Extracted data entries:
◇ ◇ ◇ ◇ ◇
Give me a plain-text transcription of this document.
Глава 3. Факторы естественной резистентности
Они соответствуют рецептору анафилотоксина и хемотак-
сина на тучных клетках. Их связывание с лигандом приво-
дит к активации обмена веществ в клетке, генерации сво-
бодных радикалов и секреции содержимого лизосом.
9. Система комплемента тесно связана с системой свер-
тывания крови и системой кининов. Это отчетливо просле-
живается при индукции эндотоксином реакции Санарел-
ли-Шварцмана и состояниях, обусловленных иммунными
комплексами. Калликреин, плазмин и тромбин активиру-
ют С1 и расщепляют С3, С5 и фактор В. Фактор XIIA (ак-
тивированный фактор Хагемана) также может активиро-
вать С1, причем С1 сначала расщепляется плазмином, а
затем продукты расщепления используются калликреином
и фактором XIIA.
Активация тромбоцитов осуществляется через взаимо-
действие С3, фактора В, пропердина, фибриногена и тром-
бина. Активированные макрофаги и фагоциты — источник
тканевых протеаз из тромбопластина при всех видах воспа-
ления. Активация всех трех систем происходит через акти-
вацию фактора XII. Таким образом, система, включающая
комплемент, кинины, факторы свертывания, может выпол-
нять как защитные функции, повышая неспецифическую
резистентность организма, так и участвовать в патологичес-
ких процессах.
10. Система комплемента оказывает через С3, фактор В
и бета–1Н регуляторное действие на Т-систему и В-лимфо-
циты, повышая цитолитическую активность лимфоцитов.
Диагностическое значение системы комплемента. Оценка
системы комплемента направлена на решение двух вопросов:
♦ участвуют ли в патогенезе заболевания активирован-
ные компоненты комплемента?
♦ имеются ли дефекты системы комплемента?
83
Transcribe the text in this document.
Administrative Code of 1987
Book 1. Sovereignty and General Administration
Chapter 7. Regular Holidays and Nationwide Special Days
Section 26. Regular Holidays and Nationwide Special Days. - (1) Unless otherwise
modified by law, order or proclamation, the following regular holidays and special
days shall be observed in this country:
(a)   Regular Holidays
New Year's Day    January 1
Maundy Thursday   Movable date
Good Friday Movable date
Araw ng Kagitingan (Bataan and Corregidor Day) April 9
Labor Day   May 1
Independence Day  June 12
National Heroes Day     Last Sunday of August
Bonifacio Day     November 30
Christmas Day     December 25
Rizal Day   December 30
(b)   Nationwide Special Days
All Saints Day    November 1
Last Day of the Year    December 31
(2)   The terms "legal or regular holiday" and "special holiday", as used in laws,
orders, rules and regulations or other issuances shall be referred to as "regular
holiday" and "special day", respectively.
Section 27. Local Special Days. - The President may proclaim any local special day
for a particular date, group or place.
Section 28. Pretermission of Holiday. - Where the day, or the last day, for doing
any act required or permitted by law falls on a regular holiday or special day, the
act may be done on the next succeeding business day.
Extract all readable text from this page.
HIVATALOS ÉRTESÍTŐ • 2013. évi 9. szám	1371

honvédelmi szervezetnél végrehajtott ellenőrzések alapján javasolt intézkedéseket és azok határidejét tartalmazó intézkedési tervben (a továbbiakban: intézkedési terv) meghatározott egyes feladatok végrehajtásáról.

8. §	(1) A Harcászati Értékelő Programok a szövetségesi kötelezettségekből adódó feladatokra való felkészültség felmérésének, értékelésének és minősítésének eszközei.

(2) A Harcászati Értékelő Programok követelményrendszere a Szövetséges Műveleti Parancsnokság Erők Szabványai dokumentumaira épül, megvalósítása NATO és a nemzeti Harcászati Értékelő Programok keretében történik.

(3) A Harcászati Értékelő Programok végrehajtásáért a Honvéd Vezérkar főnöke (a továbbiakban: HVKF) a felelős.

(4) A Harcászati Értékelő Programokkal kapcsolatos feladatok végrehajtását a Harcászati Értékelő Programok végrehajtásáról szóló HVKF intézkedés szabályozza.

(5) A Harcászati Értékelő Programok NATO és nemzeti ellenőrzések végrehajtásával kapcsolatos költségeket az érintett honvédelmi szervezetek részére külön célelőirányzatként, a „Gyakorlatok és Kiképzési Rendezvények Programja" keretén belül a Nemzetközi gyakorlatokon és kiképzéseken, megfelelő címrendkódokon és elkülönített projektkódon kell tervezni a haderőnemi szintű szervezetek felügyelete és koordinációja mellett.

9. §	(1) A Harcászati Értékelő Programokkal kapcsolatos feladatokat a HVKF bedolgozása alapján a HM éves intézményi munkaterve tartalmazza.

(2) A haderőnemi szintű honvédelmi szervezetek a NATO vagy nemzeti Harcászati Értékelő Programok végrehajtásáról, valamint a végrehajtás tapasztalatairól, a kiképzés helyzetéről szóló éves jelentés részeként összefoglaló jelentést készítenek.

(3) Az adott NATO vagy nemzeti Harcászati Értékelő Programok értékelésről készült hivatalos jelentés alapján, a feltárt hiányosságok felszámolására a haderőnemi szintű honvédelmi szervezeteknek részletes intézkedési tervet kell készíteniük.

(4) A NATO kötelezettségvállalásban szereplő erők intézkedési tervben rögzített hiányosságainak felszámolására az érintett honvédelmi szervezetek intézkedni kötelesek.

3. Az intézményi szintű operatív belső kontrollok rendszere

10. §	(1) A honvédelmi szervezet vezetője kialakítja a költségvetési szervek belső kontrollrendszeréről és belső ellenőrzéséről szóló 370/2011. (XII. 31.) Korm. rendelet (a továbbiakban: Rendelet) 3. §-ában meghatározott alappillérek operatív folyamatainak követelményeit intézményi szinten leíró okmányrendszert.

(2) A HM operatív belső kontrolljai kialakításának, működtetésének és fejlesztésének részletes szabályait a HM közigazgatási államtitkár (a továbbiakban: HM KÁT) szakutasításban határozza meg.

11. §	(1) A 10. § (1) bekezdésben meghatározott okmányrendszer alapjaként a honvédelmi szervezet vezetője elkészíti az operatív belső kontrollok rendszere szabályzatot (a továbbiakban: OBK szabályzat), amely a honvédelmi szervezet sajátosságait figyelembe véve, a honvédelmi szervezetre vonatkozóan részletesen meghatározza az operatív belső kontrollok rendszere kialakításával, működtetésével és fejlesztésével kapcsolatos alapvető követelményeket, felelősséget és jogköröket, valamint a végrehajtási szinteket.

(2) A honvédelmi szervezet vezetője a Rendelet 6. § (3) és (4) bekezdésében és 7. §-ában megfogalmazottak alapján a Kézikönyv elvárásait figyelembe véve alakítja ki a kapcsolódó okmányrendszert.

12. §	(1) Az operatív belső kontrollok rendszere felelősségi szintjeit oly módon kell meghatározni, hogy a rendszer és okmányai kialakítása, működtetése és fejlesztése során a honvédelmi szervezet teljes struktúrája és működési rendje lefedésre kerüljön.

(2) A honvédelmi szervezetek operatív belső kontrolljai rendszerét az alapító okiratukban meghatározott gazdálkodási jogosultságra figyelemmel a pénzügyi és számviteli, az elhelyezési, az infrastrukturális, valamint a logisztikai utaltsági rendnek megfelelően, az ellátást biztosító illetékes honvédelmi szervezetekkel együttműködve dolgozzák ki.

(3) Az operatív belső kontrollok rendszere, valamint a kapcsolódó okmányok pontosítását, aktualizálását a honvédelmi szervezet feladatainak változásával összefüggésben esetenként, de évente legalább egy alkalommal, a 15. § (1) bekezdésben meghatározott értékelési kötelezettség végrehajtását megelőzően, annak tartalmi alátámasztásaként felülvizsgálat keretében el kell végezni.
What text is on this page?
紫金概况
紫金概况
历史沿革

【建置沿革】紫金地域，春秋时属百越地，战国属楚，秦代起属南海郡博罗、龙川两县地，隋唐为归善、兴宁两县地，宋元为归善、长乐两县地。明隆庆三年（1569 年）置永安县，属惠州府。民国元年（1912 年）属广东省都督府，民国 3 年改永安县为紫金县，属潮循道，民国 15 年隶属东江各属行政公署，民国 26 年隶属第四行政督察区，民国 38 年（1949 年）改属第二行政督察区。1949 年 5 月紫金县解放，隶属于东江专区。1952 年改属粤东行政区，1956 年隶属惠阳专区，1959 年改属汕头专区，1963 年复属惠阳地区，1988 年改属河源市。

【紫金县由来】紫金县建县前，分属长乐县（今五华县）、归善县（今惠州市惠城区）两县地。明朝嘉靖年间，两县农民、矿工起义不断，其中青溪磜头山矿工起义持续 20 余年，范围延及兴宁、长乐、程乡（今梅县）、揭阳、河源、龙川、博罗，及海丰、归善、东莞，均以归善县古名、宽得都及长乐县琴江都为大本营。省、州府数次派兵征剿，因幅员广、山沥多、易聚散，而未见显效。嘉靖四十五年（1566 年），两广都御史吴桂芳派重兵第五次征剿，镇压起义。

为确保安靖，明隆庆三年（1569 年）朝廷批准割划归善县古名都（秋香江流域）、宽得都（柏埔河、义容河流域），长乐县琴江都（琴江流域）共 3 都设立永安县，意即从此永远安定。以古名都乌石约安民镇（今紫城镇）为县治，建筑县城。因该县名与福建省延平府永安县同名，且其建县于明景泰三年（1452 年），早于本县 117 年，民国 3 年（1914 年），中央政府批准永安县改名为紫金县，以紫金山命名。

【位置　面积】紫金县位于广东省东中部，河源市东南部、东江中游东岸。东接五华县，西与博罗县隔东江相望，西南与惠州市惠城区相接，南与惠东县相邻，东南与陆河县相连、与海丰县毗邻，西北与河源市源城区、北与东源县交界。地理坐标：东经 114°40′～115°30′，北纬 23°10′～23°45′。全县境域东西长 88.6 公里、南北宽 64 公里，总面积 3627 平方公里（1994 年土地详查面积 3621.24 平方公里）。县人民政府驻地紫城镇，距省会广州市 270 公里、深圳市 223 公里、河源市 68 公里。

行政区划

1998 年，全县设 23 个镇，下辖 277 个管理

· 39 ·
◇ ◇ ◇ ◇ ◇
TO DO
Where a line above contains the string "всех", copy that line.

SOLUTION
тканевых протеаз из тромбопластина при всех видах воспа-
ления. Активация всех трех систем происходит через акти-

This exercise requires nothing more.